SUPPLIED ENTRIES.
+---+

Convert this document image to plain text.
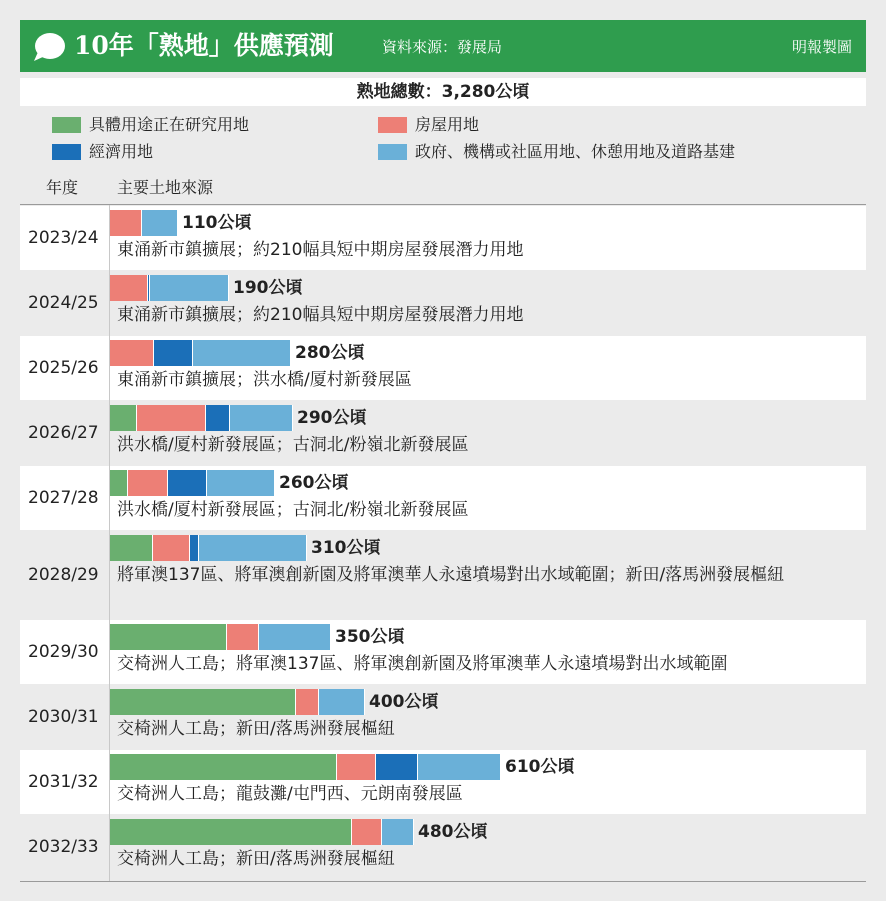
10年「熟地」供應預測	資料來源：發展局	明報製圖
熟地總數：3,280公頃
具體用途正在研究用地	房屋用地
經濟用地	政府、機構或社區用地、休憩用地及道路基建
年度 主要土地來源
2023/24
110公頃
東涌新市鎮擴展；約210幅具短中期房屋發展潛力用地
2024/25
190公頃
東涌新市鎮擴展；約210幅具短中期房屋發展潛力用地
2025/26
280公頃
東涌新市鎮擴展；洪水橋/厦村新發展區
2026/27
290公頃
洪水橋/厦村新發展區；古洞北/粉嶺北新發展區
2027/28
260公頃
洪水橋/厦村新發展區；古洞北/粉嶺北新發展區
2028/29
310公頃
將軍澳137區、將軍澳創新園及將軍澳華人永遠墳場對出水域範圍；新田/落馬洲發展樞紐
2029/30
350公頃
交椅洲人工島；將軍澳137區、將軍澳創新園及將軍澳華人永遠墳場對出水域範圍
2030/31
400公頃
交椅洲人工島；新田/落馬洲發展樞紐
2031/32
610公頃
交椅洲人工島；龍鼓灘/屯門西、元朗南發展區
2032/33
480公頃
交椅洲人工島；新田/落馬洲發展樞紐
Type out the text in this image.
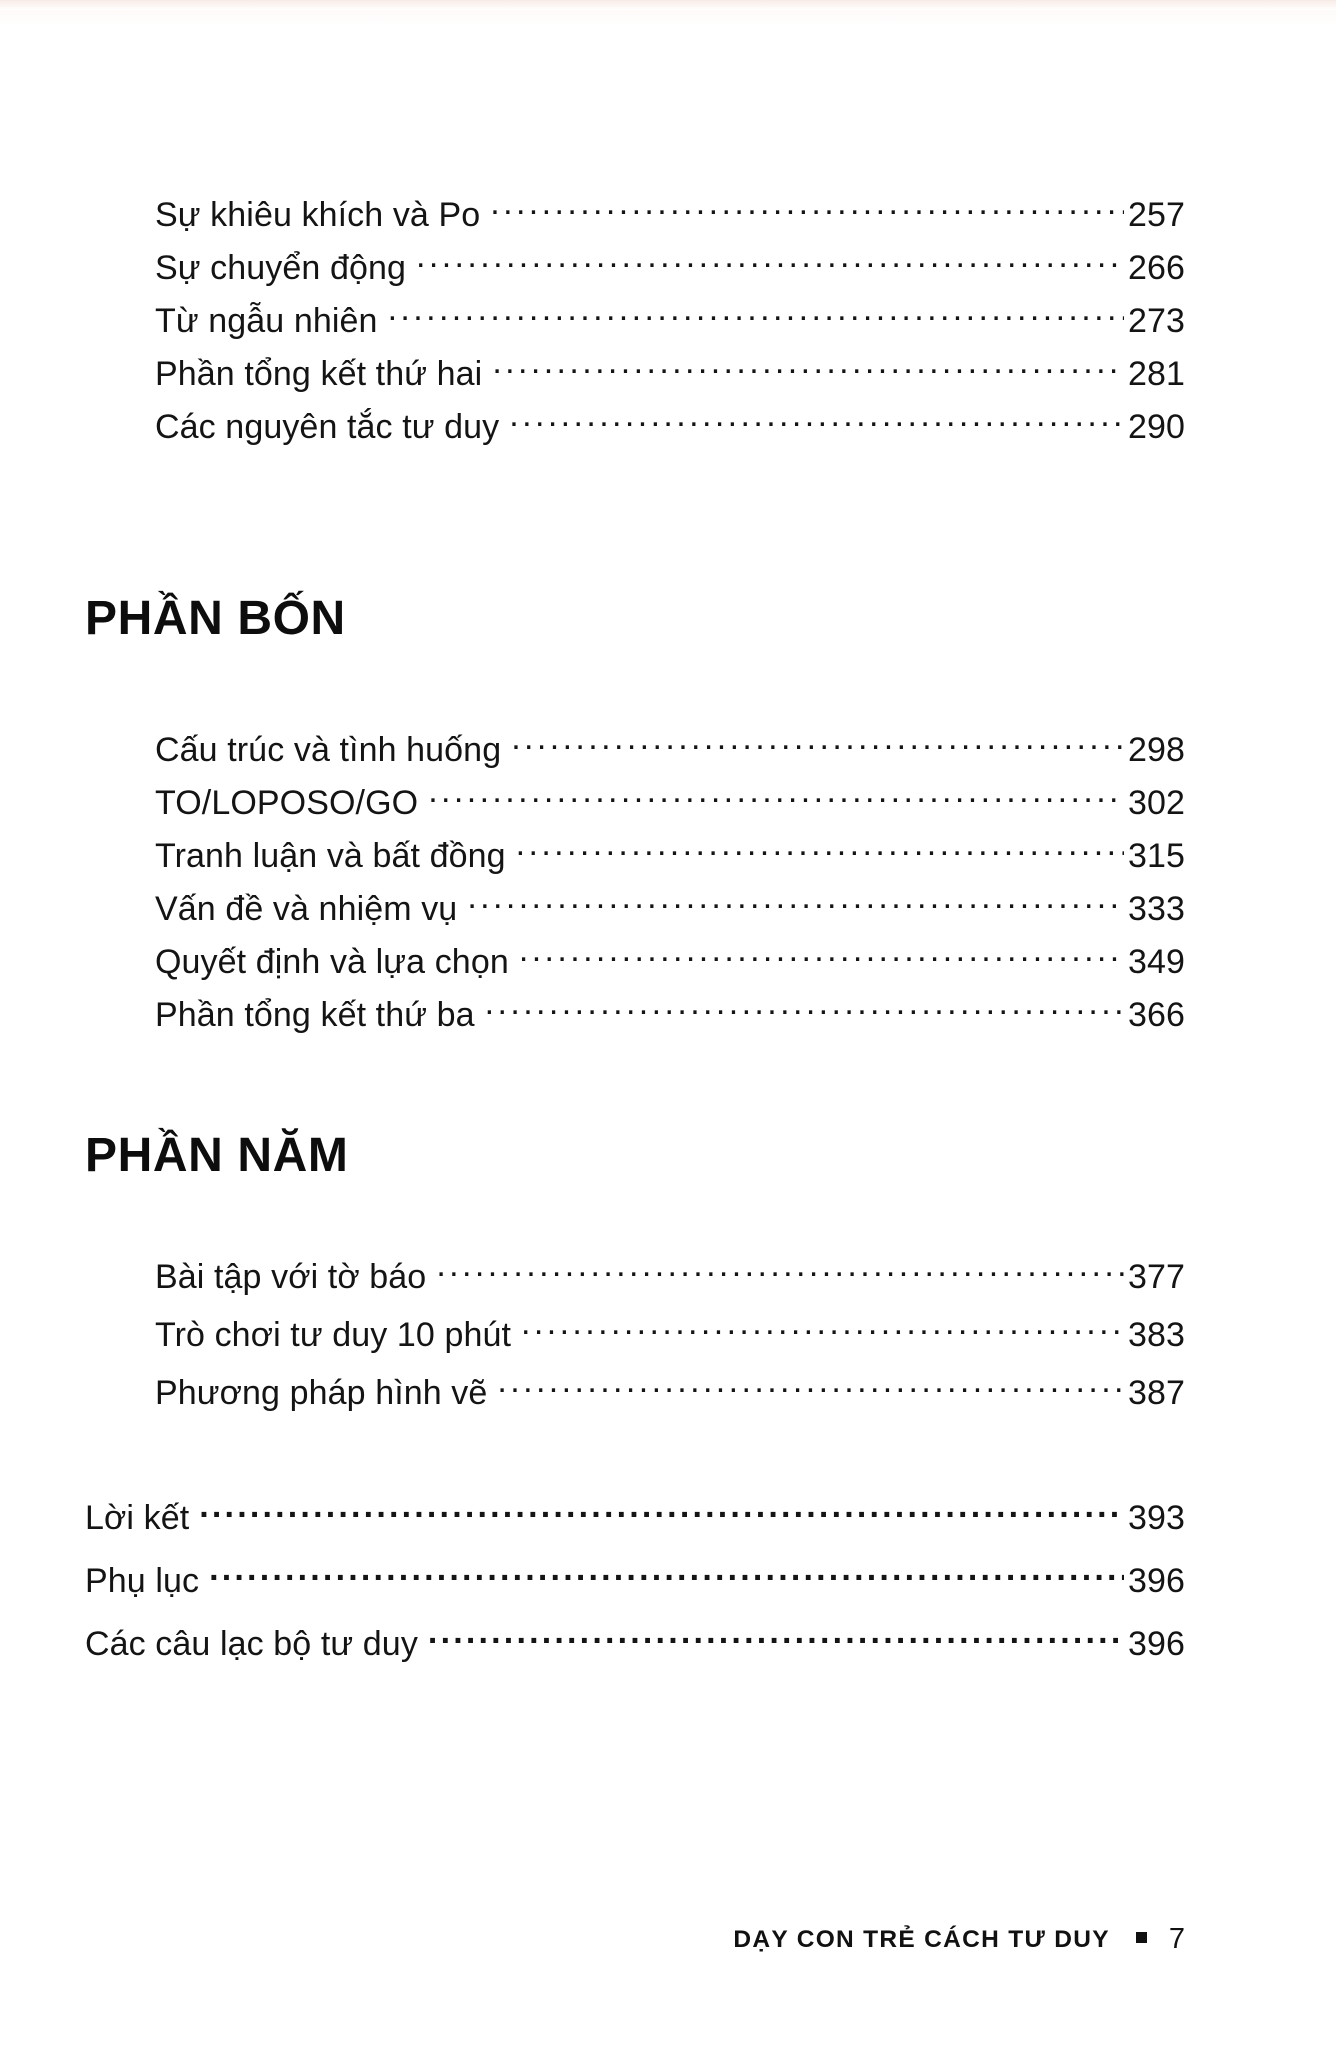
Sự khiêu khích và Po .....	257
Sự chuyển động .....	266
Từ ngẫu nhiên .....	273
Phần tổng kết thứ hai .....	281
Các nguyên tắc tư duy .....	290
PHẦN BỐN
Cấu trúc và tình huống .....	298
TO/LOPOSO/GO .....	302
Tranh luận và bất đồng .....	315
Vấn đề và nhiệm vụ .....	333
Quyết định và lựa chọn .....	349
Phần tổng kết thứ ba .....	366
PHẦN NĂM
Bài tập với tờ báo .....	377
Trò chơi tư duy 10 phút .....	383
Phương pháp hình vẽ .....	387
Lời kết .....	393
Phụ lục .....	396
Các câu lạc bộ tư duy .....	396
DẠY CON TRẺ CÁCH TƯ DUY 7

+---+

GOAL.
Copy all the lines of data exactly as they appear, dropping any images.

REPLY TO THE EXERCISE.
Convert this document image to plain text.
10年「熟地」供應預測	資料來源：發展局	明報製圖
熟地總數：3,280公頃
具體用途正在研究用地	房屋用地
經濟用地	政府、機構或社區用地、休憩用地及道路基建
年度 主要土地來源
2023/24
110公頃
東涌新市鎮擴展；約210幅具短中期房屋發展潛力用地
2024/25
190公頃
東涌新市鎮擴展；約210幅具短中期房屋發展潛力用地
2025/26
280公頃
東涌新市鎮擴展；洪水橋/厦村新發展區
2026/27
290公頃
洪水橋/厦村新發展區；古洞北/粉嶺北新發展區
2027/28
260公頃
洪水橋/厦村新發展區；古洞北/粉嶺北新發展區
2028/29
310公頃
將軍澳137區、將軍澳創新園及將軍澳華人永遠墳場對出水域範圍；新田/落馬洲發展樞紐
2029/30
350公頃
交椅洲人工島；將軍澳137區、將軍澳創新園及將軍澳華人永遠墳場對出水域範圍
2030/31
400公頃
交椅洲人工島；新田/落馬洲發展樞紐
2031/32
610公頃
交椅洲人工島；龍鼓灘/屯門西、元朗南發展區
2032/33
480公頃
交椅洲人工島；新田/落馬洲發展樞紐
Type out the text in this image.
Sự khiêu khích và Po .....	257
Sự chuyển động .....	266
Từ ngẫu nhiên .....	273
Phần tổng kết thứ hai .....	281
Các nguyên tắc tư duy .....	290
PHẦN BỐN
Cấu trúc và tình huống .....	298
TO/LOPOSO/GO .....	302
Tranh luận và bất đồng .....	315
Vấn đề và nhiệm vụ .....	333
Quyết định và lựa chọn .....	349
Phần tổng kết thứ ba .....	366
PHẦN NĂM
Bài tập với tờ báo .....	377
Trò chơi tư duy 10 phút .....	383
Phương pháp hình vẽ .....	387
Lời kết .....	393
Phụ lục .....	396
Các câu lạc bộ tư duy .....	396
DẠY CON TRẺ CÁCH TƯ DUY 7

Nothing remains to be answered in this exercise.